* start Given records *

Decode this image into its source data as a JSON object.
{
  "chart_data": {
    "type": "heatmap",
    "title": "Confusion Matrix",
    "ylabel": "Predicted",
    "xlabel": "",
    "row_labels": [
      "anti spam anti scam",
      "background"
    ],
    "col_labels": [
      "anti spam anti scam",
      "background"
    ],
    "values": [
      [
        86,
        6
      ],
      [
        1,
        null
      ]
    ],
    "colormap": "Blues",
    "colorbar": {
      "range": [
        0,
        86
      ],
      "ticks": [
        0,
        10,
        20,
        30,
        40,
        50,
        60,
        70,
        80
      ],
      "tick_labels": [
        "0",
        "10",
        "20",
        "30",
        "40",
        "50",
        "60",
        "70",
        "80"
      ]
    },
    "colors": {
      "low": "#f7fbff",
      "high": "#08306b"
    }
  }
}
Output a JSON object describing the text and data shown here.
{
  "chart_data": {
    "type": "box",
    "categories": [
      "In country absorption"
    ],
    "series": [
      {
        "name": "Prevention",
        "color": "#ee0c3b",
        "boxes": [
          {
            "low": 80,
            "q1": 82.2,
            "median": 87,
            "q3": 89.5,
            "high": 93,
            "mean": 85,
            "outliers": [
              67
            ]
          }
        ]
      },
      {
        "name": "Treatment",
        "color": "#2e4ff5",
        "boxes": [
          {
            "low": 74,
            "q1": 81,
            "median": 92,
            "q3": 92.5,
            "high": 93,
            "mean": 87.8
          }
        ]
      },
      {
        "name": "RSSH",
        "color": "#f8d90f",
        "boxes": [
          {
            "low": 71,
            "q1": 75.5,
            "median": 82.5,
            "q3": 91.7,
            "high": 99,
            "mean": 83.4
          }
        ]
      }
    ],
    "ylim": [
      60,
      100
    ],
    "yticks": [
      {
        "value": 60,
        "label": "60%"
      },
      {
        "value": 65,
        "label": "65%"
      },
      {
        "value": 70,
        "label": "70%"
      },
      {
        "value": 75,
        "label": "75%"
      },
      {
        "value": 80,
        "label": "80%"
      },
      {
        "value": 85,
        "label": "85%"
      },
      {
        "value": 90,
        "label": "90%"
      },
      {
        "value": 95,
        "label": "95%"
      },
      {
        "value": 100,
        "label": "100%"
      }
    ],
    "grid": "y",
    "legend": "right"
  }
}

* end Given records *

Leave out every line before the one containing "Output a JSON"; set down that line and all remaining lines of the material exactly.

Output a JSON object describing the text and data shown here.
{
  "chart_data": {
    "type": "box",
    "categories": [
      "In country absorption"
    ],
    "series": [
      {
        "name": "Prevention",
        "color": "#ee0c3b",
        "boxes": [
          {
            "low": 80,
            "q1": 82.2,
            "median": 87,
            "q3": 89.5,
            "high": 93,
            "mean": 85,
            "outliers": [
              67
            ]
          }
        ]
      },
      {
        "name": "Treatment",
        "color": "#2e4ff5",
        "boxes": [
          {
            "low": 74,
            "q1": 81,
            "median": 92,
            "q3": 92.5,
            "high": 93,
            "mean": 87.8
          }
        ]
      },
      {
        "name": "RSSH",
        "color": "#f8d90f",
        "boxes": [
          {
            "low": 71,
            "q1": 75.5,
            "median": 82.5,
            "q3": 91.7,
            "high": 99,
            "mean": 83.4
          }
        ]
      }
    ],
    "ylim": [
      60,
      100
    ],
    "yticks": [
      {
        "value": 60,
        "label": "60%"
      },
      {
        "value": 65,
        "label": "65%"
      },
      {
        "value": 70,
        "label": "70%"
      },
      {
        "value": 75,
        "label": "75%"
      },
      {
        "value": 80,
        "label": "80%"
      },
      {
        "value": 85,
        "label": "85%"
      },
      {
        "value": 90,
        "label": "90%"
      },
      {
        "value": 95,
        "label": "95%"
      },
      {
        "value": 100,
        "label": "100%"
      }
    ],
    "grid": "y",
    "legend": "right"
  }
}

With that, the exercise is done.